**Job**
Reproduce each line exactly.

[Dataset rows]
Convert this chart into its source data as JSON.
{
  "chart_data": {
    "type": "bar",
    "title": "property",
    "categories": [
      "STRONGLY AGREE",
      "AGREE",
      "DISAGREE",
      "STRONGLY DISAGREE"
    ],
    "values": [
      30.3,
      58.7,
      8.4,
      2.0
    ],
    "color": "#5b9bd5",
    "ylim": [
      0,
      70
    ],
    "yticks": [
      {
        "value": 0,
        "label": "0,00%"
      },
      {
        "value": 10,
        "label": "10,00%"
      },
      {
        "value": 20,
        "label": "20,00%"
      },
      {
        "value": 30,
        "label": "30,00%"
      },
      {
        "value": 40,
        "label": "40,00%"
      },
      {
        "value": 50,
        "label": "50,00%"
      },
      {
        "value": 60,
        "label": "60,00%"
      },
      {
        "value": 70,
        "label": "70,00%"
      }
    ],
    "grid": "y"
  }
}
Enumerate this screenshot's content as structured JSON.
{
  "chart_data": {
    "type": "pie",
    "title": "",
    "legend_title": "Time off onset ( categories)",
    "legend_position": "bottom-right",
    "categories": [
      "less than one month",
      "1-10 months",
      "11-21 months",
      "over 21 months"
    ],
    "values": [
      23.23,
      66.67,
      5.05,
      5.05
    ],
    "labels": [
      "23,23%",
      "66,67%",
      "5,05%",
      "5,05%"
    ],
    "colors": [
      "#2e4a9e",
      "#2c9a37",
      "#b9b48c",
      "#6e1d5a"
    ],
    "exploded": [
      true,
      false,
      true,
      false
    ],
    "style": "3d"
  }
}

**Response to this exercise**
Convert this chart into its source data as JSON.
{
  "chart_data": {
    "type": "bar",
    "title": "property",
    "categories": [
      "STRONGLY AGREE",
      "AGREE",
      "DISAGREE",
      "STRONGLY DISAGREE"
    ],
    "values": [
      30.3,
      58.7,
      8.4,
      2.0
    ],
    "color": "#5b9bd5",
    "ylim": [
      0,
      70
    ],
    "yticks": [
      {
        "value": 0,
        "label": "0,00%"
      },
      {
        "value": 10,
        "label": "10,00%"
      },
      {
        "value": 20,
        "label": "20,00%"
      },
      {
        "value": 30,
        "label": "30,00%"
      },
      {
        "value": 40,
        "label": "40,00%"
      },
      {
        "value": 50,
        "label": "50,00%"
      },
      {
        "value": 60,
        "label": "60,00%"
      },
      {
        "value": 70,
        "label": "70,00%"
      }
    ],
    "grid": "y"
  }
}
Enumerate this screenshot's content as structured JSON.
{
  "chart_data": {
    "type": "pie",
    "title": "",
    "legend_title": "Time off onset ( categories)",
    "legend_position": "bottom-right",
    "categories": [
      "less than one month",
      "1-10 months",
      "11-21 months",
      "over 21 months"
    ],
    "values": [
      23.23,
      66.67,
      5.05,
      5.05
    ],
    "labels": [
      "23,23%",
      "66,67%",
      "5,05%",
      "5,05%"
    ],
    "colors": [
      "#2e4a9e",
      "#2c9a37",
      "#b9b48c",
      "#6e1d5a"
    ],
    "exploded": [
      true,
      false,
      true,
      false
    ],
    "style": "3d"
  }
}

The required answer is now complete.